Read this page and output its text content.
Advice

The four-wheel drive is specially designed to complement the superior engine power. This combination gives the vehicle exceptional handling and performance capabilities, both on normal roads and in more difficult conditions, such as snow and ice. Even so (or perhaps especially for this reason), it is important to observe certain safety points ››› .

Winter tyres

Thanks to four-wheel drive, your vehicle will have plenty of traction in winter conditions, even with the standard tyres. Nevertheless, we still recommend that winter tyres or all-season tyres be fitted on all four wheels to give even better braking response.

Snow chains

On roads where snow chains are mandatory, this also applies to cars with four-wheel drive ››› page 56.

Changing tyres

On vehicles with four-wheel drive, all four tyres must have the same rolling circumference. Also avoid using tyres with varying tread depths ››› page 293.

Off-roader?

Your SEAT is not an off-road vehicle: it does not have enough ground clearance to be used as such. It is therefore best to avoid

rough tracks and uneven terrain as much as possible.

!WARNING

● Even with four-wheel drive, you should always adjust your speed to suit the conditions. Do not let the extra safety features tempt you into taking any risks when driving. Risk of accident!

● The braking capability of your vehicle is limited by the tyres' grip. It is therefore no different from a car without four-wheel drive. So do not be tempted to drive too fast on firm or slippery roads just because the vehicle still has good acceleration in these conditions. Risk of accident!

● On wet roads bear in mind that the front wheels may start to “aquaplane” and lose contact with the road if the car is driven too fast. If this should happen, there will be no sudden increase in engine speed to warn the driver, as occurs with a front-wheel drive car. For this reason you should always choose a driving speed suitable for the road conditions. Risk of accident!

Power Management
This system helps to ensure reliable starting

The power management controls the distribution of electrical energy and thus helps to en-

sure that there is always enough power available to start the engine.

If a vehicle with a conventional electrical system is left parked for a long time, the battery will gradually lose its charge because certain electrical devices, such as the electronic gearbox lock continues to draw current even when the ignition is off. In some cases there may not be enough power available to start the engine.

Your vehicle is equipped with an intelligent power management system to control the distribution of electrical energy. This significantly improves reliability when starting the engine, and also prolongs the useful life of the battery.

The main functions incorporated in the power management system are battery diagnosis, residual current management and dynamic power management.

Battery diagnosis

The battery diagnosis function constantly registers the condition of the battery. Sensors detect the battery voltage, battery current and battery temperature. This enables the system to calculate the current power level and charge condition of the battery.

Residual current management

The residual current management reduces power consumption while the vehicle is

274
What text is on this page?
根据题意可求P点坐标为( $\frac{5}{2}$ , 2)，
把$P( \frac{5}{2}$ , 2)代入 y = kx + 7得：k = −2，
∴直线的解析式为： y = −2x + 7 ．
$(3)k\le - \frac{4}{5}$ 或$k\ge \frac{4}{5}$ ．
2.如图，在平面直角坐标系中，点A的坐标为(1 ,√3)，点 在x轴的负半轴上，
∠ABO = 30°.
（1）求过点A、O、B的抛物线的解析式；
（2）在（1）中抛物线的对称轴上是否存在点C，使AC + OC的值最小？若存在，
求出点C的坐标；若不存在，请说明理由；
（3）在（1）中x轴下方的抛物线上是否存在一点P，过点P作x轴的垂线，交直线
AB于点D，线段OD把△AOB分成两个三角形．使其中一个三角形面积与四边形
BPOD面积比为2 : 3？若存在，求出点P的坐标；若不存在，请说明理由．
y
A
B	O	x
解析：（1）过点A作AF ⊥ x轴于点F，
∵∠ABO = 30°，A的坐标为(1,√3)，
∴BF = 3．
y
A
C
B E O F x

= = = = =

WHAT IS ASKED ▸ Among the lines of the data above, count those holding "若不存在" and state only the number.

RESPONSE TO THE EXERCISE ▸ 2